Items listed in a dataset
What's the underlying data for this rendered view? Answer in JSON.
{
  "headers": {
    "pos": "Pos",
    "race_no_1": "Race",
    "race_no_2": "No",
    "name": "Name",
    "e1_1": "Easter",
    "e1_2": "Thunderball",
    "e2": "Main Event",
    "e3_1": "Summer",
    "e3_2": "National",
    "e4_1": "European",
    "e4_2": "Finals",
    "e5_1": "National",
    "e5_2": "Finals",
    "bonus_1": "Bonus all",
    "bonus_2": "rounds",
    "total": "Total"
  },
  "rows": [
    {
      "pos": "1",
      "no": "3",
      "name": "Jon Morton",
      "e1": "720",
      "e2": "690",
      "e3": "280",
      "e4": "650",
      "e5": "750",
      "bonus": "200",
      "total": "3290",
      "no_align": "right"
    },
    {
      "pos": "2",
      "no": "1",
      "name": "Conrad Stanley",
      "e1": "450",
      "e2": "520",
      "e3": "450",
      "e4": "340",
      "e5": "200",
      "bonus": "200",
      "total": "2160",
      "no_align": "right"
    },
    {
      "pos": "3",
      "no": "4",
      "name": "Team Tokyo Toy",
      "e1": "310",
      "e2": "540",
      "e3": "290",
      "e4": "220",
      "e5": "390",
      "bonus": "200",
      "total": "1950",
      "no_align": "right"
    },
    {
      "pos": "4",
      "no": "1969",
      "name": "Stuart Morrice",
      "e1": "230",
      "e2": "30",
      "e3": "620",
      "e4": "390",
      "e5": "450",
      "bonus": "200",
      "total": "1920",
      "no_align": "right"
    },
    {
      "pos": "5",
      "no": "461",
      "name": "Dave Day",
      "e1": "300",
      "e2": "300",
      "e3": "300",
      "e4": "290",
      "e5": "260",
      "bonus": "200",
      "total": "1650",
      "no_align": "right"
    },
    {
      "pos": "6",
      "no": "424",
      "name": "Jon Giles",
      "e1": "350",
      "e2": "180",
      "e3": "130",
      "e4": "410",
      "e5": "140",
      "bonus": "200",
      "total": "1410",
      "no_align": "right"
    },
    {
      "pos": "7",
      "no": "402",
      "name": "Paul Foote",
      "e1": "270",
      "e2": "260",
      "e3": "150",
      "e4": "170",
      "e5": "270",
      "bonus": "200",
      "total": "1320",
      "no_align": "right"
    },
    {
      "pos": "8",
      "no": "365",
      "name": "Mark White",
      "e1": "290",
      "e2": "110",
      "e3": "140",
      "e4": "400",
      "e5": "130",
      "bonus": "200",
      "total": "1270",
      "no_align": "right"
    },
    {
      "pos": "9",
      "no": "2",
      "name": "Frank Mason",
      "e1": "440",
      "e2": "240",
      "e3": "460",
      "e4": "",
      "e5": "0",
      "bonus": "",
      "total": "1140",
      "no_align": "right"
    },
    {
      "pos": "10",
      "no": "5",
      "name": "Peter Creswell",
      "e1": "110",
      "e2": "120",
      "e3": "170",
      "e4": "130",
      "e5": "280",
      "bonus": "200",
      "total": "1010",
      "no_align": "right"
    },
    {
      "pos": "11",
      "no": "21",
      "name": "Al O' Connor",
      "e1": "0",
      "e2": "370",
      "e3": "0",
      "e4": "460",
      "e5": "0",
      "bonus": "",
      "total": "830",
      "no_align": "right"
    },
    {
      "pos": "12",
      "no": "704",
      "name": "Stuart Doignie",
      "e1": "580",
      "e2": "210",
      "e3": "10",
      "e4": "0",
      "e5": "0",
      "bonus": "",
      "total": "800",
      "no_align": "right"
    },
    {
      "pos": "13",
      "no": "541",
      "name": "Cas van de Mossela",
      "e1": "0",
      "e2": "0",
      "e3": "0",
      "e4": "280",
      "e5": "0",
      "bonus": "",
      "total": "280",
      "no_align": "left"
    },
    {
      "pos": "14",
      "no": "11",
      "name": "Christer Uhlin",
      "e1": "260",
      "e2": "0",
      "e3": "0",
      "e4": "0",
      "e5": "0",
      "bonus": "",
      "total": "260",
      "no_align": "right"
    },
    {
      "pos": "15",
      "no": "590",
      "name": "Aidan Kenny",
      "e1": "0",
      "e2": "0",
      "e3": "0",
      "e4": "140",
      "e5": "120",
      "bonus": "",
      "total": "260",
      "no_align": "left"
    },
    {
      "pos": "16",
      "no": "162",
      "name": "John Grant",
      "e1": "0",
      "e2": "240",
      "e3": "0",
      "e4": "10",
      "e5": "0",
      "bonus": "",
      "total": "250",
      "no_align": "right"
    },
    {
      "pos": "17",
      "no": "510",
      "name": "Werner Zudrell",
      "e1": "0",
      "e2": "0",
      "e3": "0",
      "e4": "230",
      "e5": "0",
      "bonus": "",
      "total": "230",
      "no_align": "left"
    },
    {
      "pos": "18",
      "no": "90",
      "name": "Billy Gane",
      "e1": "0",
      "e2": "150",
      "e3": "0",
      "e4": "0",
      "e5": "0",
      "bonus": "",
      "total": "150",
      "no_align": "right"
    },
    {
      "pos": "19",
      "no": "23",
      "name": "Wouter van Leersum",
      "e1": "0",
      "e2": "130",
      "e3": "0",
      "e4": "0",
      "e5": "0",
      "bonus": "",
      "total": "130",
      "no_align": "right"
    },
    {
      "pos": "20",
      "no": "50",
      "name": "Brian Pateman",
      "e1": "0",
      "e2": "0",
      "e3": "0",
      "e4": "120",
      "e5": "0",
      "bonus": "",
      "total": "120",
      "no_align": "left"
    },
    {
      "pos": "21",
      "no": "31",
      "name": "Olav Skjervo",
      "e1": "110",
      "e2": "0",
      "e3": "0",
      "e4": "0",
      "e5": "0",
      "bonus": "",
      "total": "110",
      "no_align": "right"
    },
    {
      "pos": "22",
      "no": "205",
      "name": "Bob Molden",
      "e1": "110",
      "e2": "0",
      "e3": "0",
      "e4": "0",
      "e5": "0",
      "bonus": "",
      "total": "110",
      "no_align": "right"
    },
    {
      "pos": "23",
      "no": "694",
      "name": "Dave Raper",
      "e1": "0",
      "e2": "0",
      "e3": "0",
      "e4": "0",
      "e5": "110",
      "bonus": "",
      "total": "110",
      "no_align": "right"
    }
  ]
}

:: Requirement ::
Print the records once more, exactly as they were given.

:: Exercise output ::
What's the underlying data for this rendered view? Answer in JSON.
{
  "headers": {
    "pos": "Pos",
    "race_no_1": "Race",
    "race_no_2": "No",
    "name": "Name",
    "e1_1": "Easter",
    "e1_2": "Thunderball",
    "e2": "Main Event",
    "e3_1": "Summer",
    "e3_2": "National",
    "e4_1": "European",
    "e4_2": "Finals",
    "e5_1": "National",
    "e5_2": "Finals",
    "bonus_1": "Bonus all",
    "bonus_2": "rounds",
    "total": "Total"
  },
  "rows": [
    {
      "pos": "1",
      "no": "3",
      "name": "Jon Morton",
      "e1": "720",
      "e2": "690",
      "e3": "280",
      "e4": "650",
      "e5": "750",
      "bonus": "200",
      "total": "3290",
      "no_align": "right"
    },
    {
      "pos": "2",
      "no": "1",
      "name": "Conrad Stanley",
      "e1": "450",
      "e2": "520",
      "e3": "450",
      "e4": "340",
      "e5": "200",
      "bonus": "200",
      "total": "2160",
      "no_align": "right"
    },
    {
      "pos": "3",
      "no": "4",
      "name": "Team Tokyo Toy",
      "e1": "310",
      "e2": "540",
      "e3": "290",
      "e4": "220",
      "e5": "390",
      "bonus": "200",
      "total": "1950",
      "no_align": "right"
    },
    {
      "pos": "4",
      "no": "1969",
      "name": "Stuart Morrice",
      "e1": "230",
      "e2": "30",
      "e3": "620",
      "e4": "390",
      "e5": "450",
      "bonus": "200",
      "total": "1920",
      "no_align": "right"
    },
    {
      "pos": "5",
      "no": "461",
      "name": "Dave Day",
      "e1": "300",
      "e2": "300",
      "e3": "300",
      "e4": "290",
      "e5": "260",
      "bonus": "200",
      "total": "1650",
      "no_align": "right"
    },
    {
      "pos": "6",
      "no": "424",
      "name": "Jon Giles",
      "e1": "350",
      "e2": "180",
      "e3": "130",
      "e4": "410",
      "e5": "140",
      "bonus": "200",
      "total": "1410",
      "no_align": "right"
    },
    {
      "pos": "7",
      "no": "402",
      "name": "Paul Foote",
      "e1": "270",
      "e2": "260",
      "e3": "150",
      "e4": "170",
      "e5": "270",
      "bonus": "200",
      "total": "1320",
      "no_align": "right"
    },
    {
      "pos": "8",
      "no": "365",
      "name": "Mark White",
      "e1": "290",
      "e2": "110",
      "e3": "140",
      "e4": "400",
      "e5": "130",
      "bonus": "200",
      "total": "1270",
      "no_align": "right"
    },
    {
      "pos": "9",
      "no": "2",
      "name": "Frank Mason",
      "e1": "440",
      "e2": "240",
      "e3": "460",
      "e4": "",
      "e5": "0",
      "bonus": "",
      "total": "1140",
      "no_align": "right"
    },
    {
      "pos": "10",
      "no": "5",
      "name": "Peter Creswell",
      "e1": "110",
      "e2": "120",
      "e3": "170",
      "e4": "130",
      "e5": "280",
      "bonus": "200",
      "total": "1010",
      "no_align": "right"
    },
    {
      "pos": "11",
      "no": "21",
      "name": "Al O' Connor",
      "e1": "0",
      "e2": "370",
      "e3": "0",
      "e4": "460",
      "e5": "0",
      "bonus": "",
      "total": "830",
      "no_align": "right"
    },
    {
      "pos": "12",
      "no": "704",
      "name": "Stuart Doignie",
      "e1": "580",
      "e2": "210",
      "e3": "10",
      "e4": "0",
      "e5": "0",
      "bonus": "",
      "total": "800",
      "no_align": "right"
    },
    {
      "pos": "13",
      "no": "541",
      "name": "Cas van de Mossela",
      "e1": "0",
      "e2": "0",
      "e3": "0",
      "e4": "280",
      "e5": "0",
      "bonus": "",
      "total": "280",
      "no_align": "left"
    },
    {
      "pos": "14",
      "no": "11",
      "name": "Christer Uhlin",
      "e1": "260",
      "e2": "0",
      "e3": "0",
      "e4": "0",
      "e5": "0",
      "bonus": "",
      "total": "260",
      "no_align": "right"
    },
    {
      "pos": "15",
      "no": "590",
      "name": "Aidan Kenny",
      "e1": "0",
      "e2": "0",
      "e3": "0",
      "e4": "140",
      "e5": "120",
      "bonus": "",
      "total": "260",
      "no_align": "left"
    },
    {
      "pos": "16",
      "no": "162",
      "name": "John Grant",
      "e1": "0",
      "e2": "240",
      "e3": "0",
      "e4": "10",
      "e5": "0",
      "bonus": "",
      "total": "250",
      "no_align": "right"
    },
    {
      "pos": "17",
      "no": "510",
      "name": "Werner Zudrell",
      "e1": "0",
      "e2": "0",
      "e3": "0",
      "e4": "230",
      "e5": "0",
      "bonus": "",
      "total": "230",
      "no_align": "left"
    },
    {
      "pos": "18",
      "no": "90",
      "name": "Billy Gane",
      "e1": "0",
      "e2": "150",
      "e3": "0",
      "e4": "0",
      "e5": "0",
      "bonus": "",
      "total": "150",
      "no_align": "right"
    },
    {
      "pos": "19",
      "no": "23",
      "name": "Wouter van Leersum",
      "e1": "0",
      "e2": "130",
      "e3": "0",
      "e4": "0",
      "e5": "0",
      "bonus": "",
      "total": "130",
      "no_align": "right"
    },
    {
      "pos": "20",
      "no": "50",
      "name": "Brian Pateman",
      "e1": "0",
      "e2": "0",
      "e3": "0",
      "e4": "120",
      "e5": "0",
      "bonus": "",
      "total": "120",
      "no_align": "left"
    },
    {
      "pos": "21",
      "no": "31",
      "name": "Olav Skjervo",
      "e1": "110",
      "e2": "0",
      "e3": "0",
      "e4": "0",
      "e5": "0",
      "bonus": "",
      "total": "110",
      "no_align": "right"
    },
    {
      "pos": "22",
      "no": "205",
      "name": "Bob Molden",
      "e1": "110",
      "e2": "0",
      "e3": "0",
      "e4": "0",
      "e5": "0",
      "bonus": "",
      "total": "110",
      "no_align": "right"
    },
    {
      "pos": "23",
      "no": "694",
      "name": "Dave Raper",
      "e1": "0",
      "e2": "0",
      "e3": "0",
      "e4": "0",
      "e5": "110",
      "bonus": "",
      "total": "110",
      "no_align": "right"
    }
  ]
}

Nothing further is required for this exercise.